» **EXERCISE TASK**
Reproduce every record below exactly as written, but leave out any pictures.

— START —

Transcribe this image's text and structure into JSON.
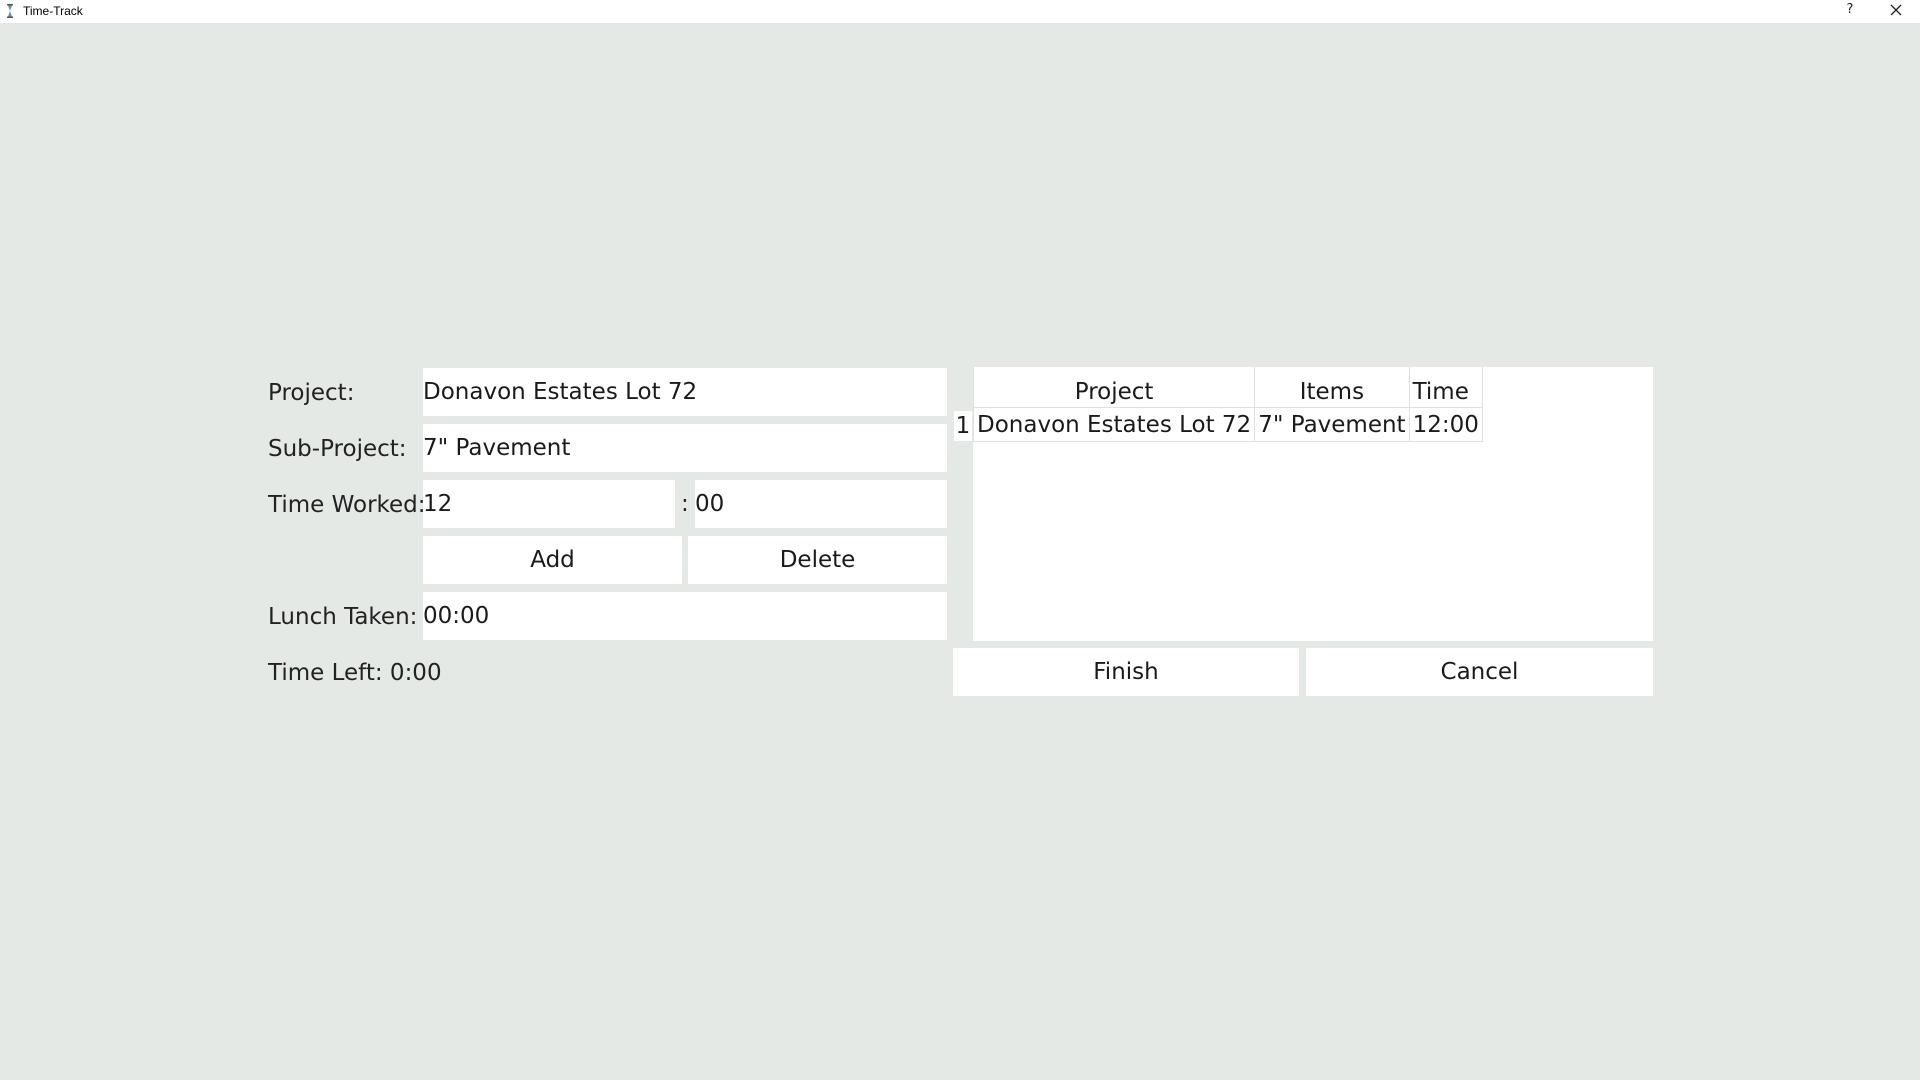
{
  "window": {
    "title": "Time-Track",
    "help_label": "?"
  },
  "form": {
    "project_label": "Project:",
    "project_value": "Donavon Estates Lot 72",
    "subproject_label": "Sub-Project:",
    "subproject_value": "7\" Pavement",
    "time_worked_label": "Time Worked:",
    "hours_value": "12",
    "separator": ":",
    "minutes_value": "00",
    "add_label": "Add",
    "delete_label": "Delete",
    "lunch_label": "Lunch Taken:",
    "lunch_value": "00:00",
    "time_left_label": "Time Left: 0:00"
  },
  "table": {
    "columns": [
      "Project",
      "Items",
      "Time"
    ],
    "rows": [
      {
        "num": "1",
        "project": "Donavon Estates Lot 72",
        "items": "7\" Pavement",
        "time": "12:00"
      }
    ]
  },
  "actions": {
    "finish_label": "Finish",
    "cancel_label": "Cancel"
  },
  "icons": {
    "app": "hourglass-icon",
    "close": "close-icon"
  }
}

— END —

» **OUTPUT BELOW**
Transcribe this image's text and structure into JSON.
{
  "window": {
    "title": "Time-Track",
    "help_label": "?"
  },
  "form": {
    "project_label": "Project:",
    "project_value": "Donavon Estates Lot 72",
    "subproject_label": "Sub-Project:",
    "subproject_value": "7\" Pavement",
    "time_worked_label": "Time Worked:",
    "hours_value": "12",
    "separator": ":",
    "minutes_value": "00",
    "add_label": "Add",
    "delete_label": "Delete",
    "lunch_label": "Lunch Taken:",
    "lunch_value": "00:00",
    "time_left_label": "Time Left: 0:00"
  },
  "table": {
    "columns": [
      "Project",
      "Items",
      "Time"
    ],
    "rows": [
      {
        "num": "1",
        "project": "Donavon Estates Lot 72",
        "items": "7\" Pavement",
        "time": "12:00"
      }
    ]
  },
  "actions": {
    "finish_label": "Finish",
    "cancel_label": "Cancel"
  },
  "icons": {
    "app": "hourglass-icon",
    "close": "close-icon"
  }
}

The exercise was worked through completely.